Images are not part of the copy; transcribe all the data exactly.
## begin
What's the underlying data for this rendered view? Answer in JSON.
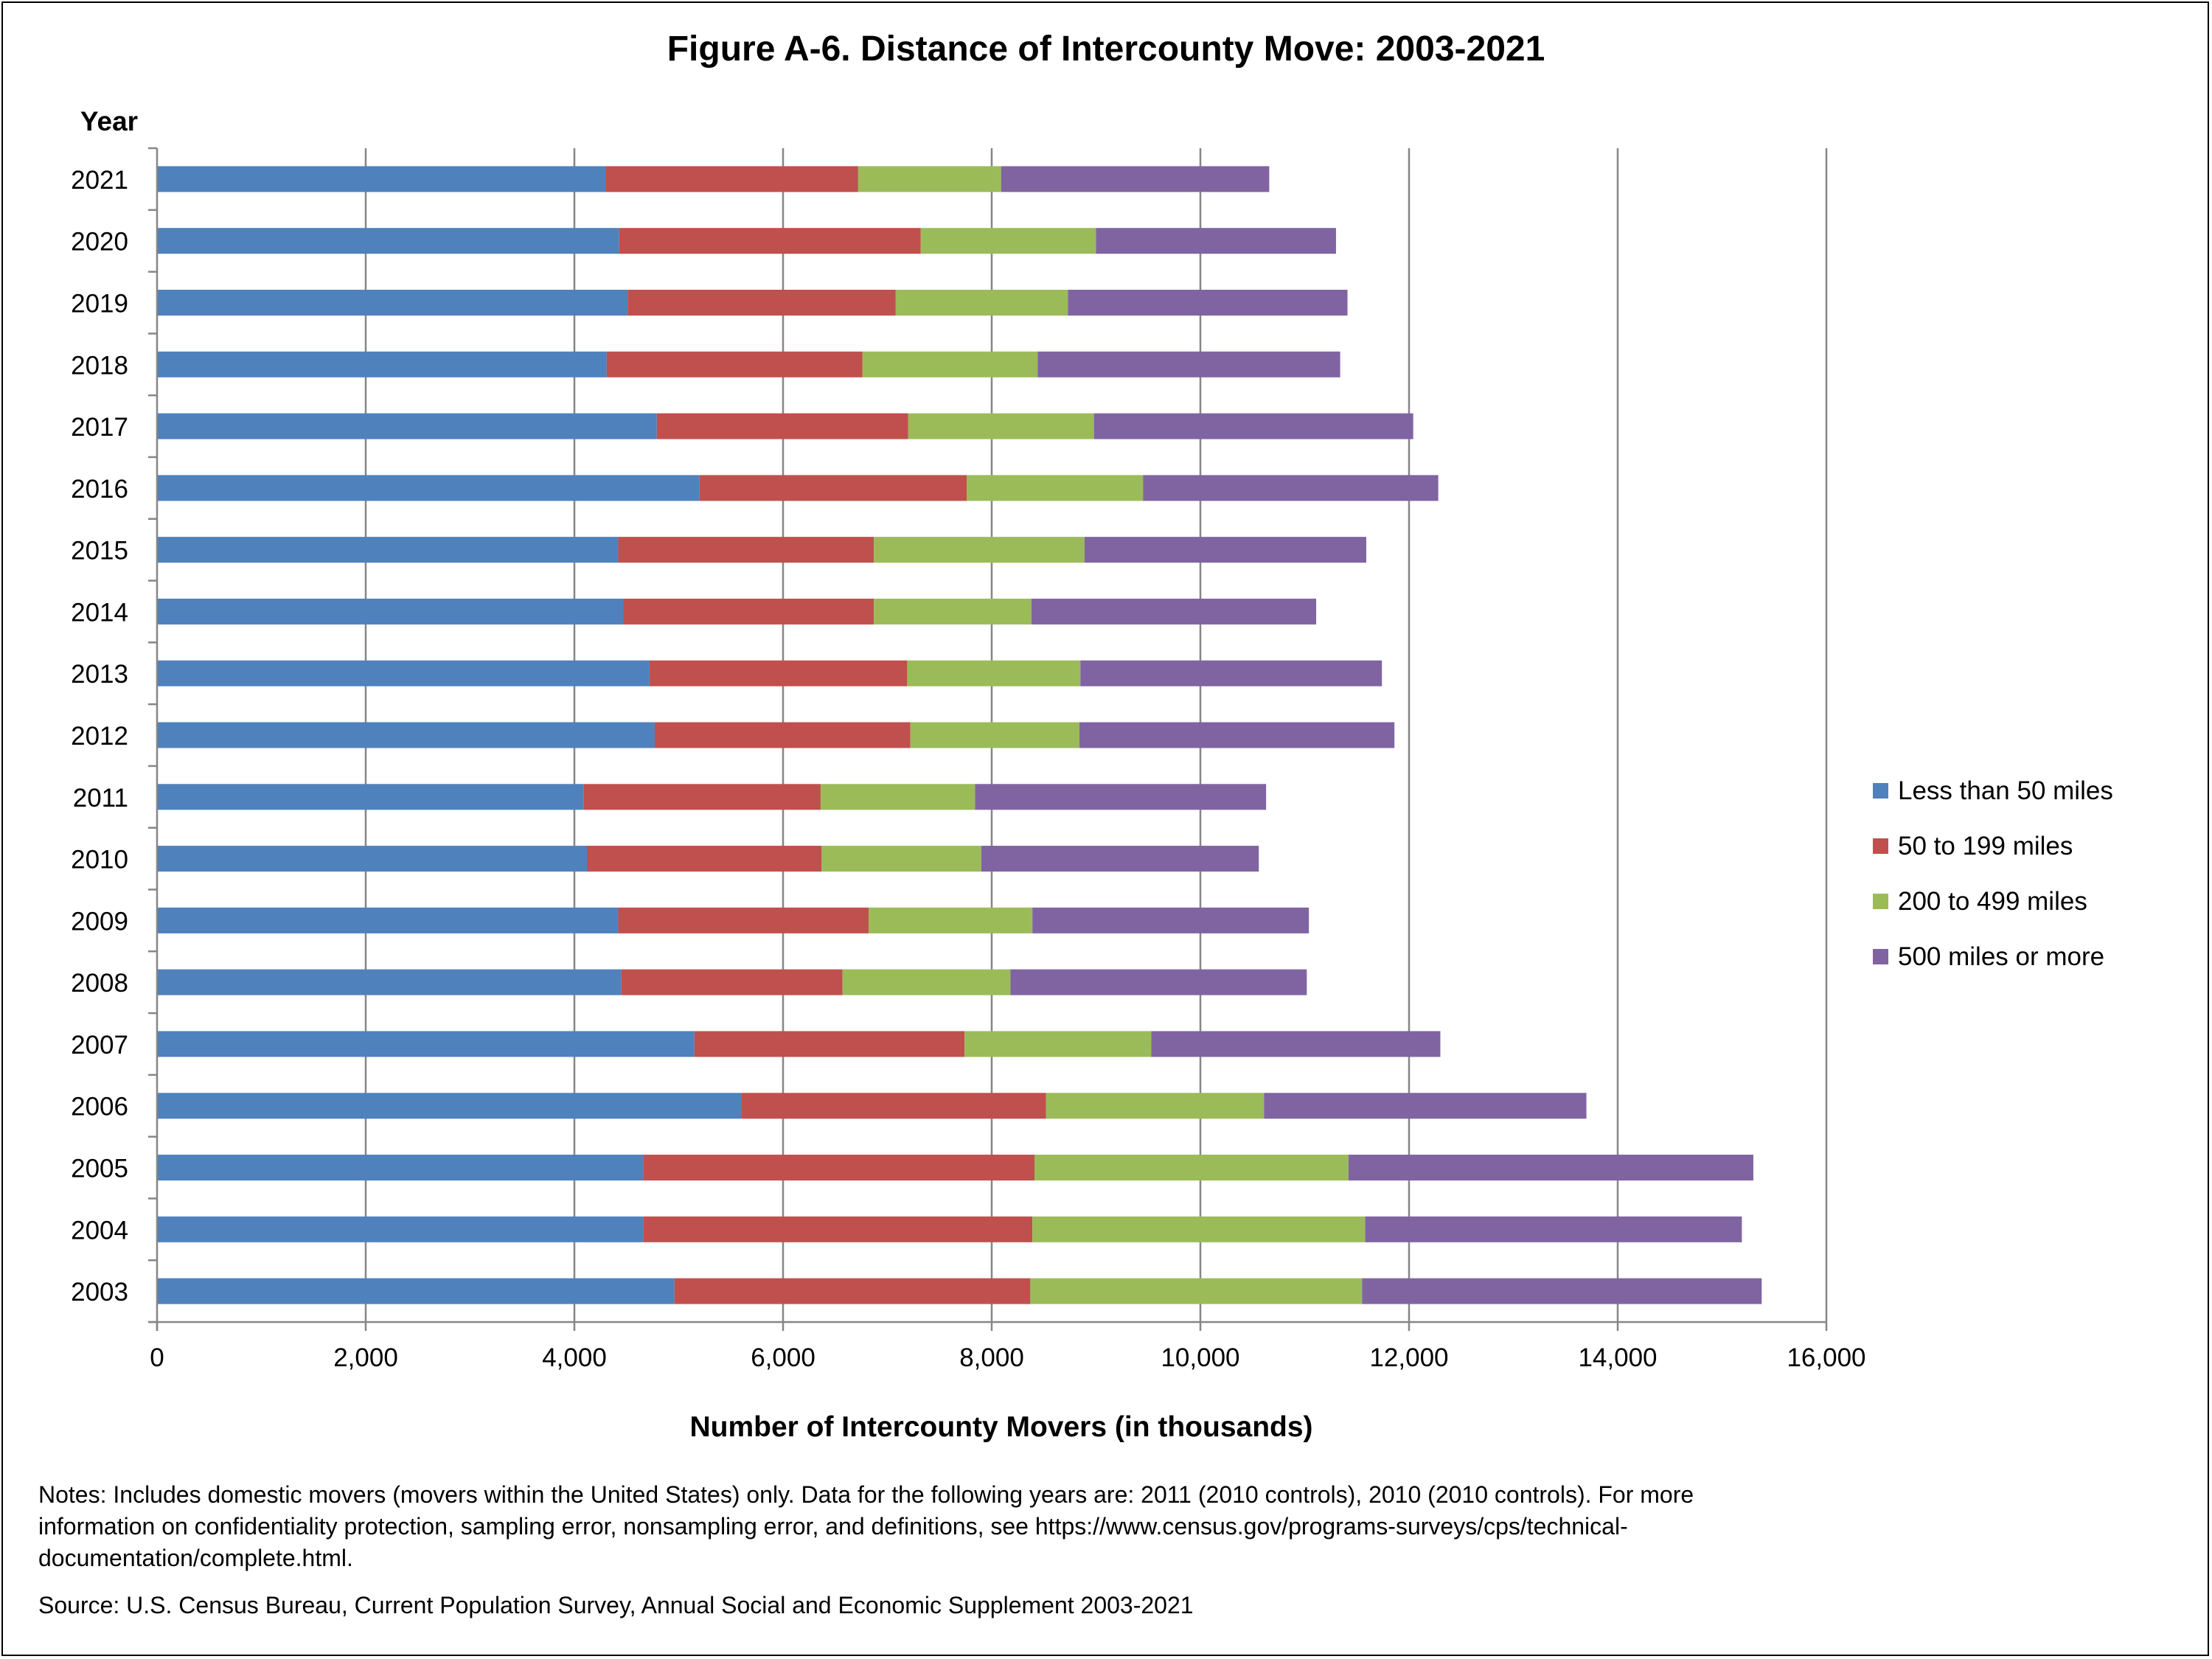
{
  "chart_data": {
    "type": "bar",
    "orientation": "horizontal",
    "stacked": true,
    "title": "Figure A-6. Distance of Intercounty Move: 2003-2021",
    "ylabel": "Year",
    "xlabel": "Number of Intercounty Movers (in thousands)",
    "xlim": [
      0,
      16000
    ],
    "xticks": [
      0,
      2000,
      4000,
      6000,
      8000,
      10000,
      12000,
      14000,
      16000
    ],
    "xtick_labels": [
      "0",
      "2,000",
      "4,000",
      "6,000",
      "8,000",
      "10,000",
      "12,000",
      "14,000",
      "16,000"
    ],
    "grid": true,
    "legend_position": "right",
    "categories": [
      "2021",
      "2020",
      "2019",
      "2018",
      "2017",
      "2016",
      "2015",
      "2014",
      "2013",
      "2012",
      "2011",
      "2010",
      "2009",
      "2008",
      "2007",
      "2006",
      "2005",
      "2004",
      "2003"
    ],
    "series": [
      {
        "name": "Less than 50 miles",
        "color": "#4F81BD",
        "values": [
          4300,
          4430,
          4510,
          4310,
          4790,
          5200,
          4420,
          4470,
          4720,
          4770,
          4090,
          4120,
          4420,
          4450,
          5150,
          5600,
          4660,
          4660,
          4960
        ]
      },
      {
        "name": "50 to 199 miles",
        "color": "#C0504D",
        "values": [
          2420,
          2890,
          2570,
          2450,
          2410,
          2560,
          2450,
          2400,
          2470,
          2450,
          2270,
          2250,
          2400,
          2120,
          2590,
          2920,
          3750,
          3730,
          3410
        ]
      },
      {
        "name": "200 to 499 miles",
        "color": "#9BBB59",
        "values": [
          1370,
          1680,
          1650,
          1680,
          1780,
          1690,
          2020,
          1510,
          1660,
          1620,
          1480,
          1530,
          1570,
          1610,
          1790,
          2090,
          3010,
          3190,
          3180
        ]
      },
      {
        "name": "500 miles or more",
        "color": "#8064A2",
        "values": [
          2570,
          2300,
          2680,
          2900,
          3060,
          2830,
          2700,
          2730,
          2890,
          3020,
          2790,
          2660,
          2650,
          2840,
          2770,
          3090,
          3880,
          3610,
          3830
        ]
      }
    ]
  },
  "notes": {
    "line1": "Notes: Includes domestic movers (movers within the United States) only.  Data for the following years are: 2011 (2010 controls), 2010 (2010 controls). For more",
    "line2": "information on confidentiality protection, sampling error, nonsampling error, and definitions, see https://www.census.gov/programs-surveys/cps/technical-",
    "line3": "documentation/complete.html.",
    "source": "Source: U.S. Census Bureau, Current Population Survey, Annual Social and Economic Supplement  2003-2021"
  }
}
## end
◆ **WRITTEN SOLUTION**:
What's the underlying data for this rendered view? Answer in JSON.
{
  "chart_data": {
    "type": "bar",
    "orientation": "horizontal",
    "stacked": true,
    "title": "Figure A-6. Distance of Intercounty Move: 2003-2021",
    "ylabel": "Year",
    "xlabel": "Number of Intercounty Movers (in thousands)",
    "xlim": [
      0,
      16000
    ],
    "xticks": [
      0,
      2000,
      4000,
      6000,
      8000,
      10000,
      12000,
      14000,
      16000
    ],
    "xtick_labels": [
      "0",
      "2,000",
      "4,000",
      "6,000",
      "8,000",
      "10,000",
      "12,000",
      "14,000",
      "16,000"
    ],
    "grid": true,
    "legend_position": "right",
    "categories": [
      "2021",
      "2020",
      "2019",
      "2018",
      "2017",
      "2016",
      "2015",
      "2014",
      "2013",
      "2012",
      "2011",
      "2010",
      "2009",
      "2008",
      "2007",
      "2006",
      "2005",
      "2004",
      "2003"
    ],
    "series": [
      {
        "name": "Less than 50 miles",
        "color": "#4F81BD",
        "values": [
          4300,
          4430,
          4510,
          4310,
          4790,
          5200,
          4420,
          4470,
          4720,
          4770,
          4090,
          4120,
          4420,
          4450,
          5150,
          5600,
          4660,
          4660,
          4960
        ]
      },
      {
        "name": "50 to 199 miles",
        "color": "#C0504D",
        "values": [
          2420,
          2890,
          2570,
          2450,
          2410,
          2560,
          2450,
          2400,
          2470,
          2450,
          2270,
          2250,
          2400,
          2120,
          2590,
          2920,
          3750,
          3730,
          3410
        ]
      },
      {
        "name": "200 to 499 miles",
        "color": "#9BBB59",
        "values": [
          1370,
          1680,
          1650,
          1680,
          1780,
          1690,
          2020,
          1510,
          1660,
          1620,
          1480,
          1530,
          1570,
          1610,
          1790,
          2090,
          3010,
          3190,
          3180
        ]
      },
      {
        "name": "500 miles or more",
        "color": "#8064A2",
        "values": [
          2570,
          2300,
          2680,
          2900,
          3060,
          2830,
          2700,
          2730,
          2890,
          3020,
          2790,
          2660,
          2650,
          2840,
          2770,
          3090,
          3880,
          3610,
          3830
        ]
      }
    ]
  },
  "notes": {
    "line1": "Notes: Includes domestic movers (movers within the United States) only.  Data for the following years are: 2011 (2010 controls), 2010 (2010 controls). For more",
    "line2": "information on confidentiality protection, sampling error, nonsampling error, and definitions, see https://www.census.gov/programs-surveys/cps/technical-",
    "line3": "documentation/complete.html.",
    "source": "Source: U.S. Census Bureau, Current Population Survey, Annual Social and Economic Supplement  2003-2021"
  }
}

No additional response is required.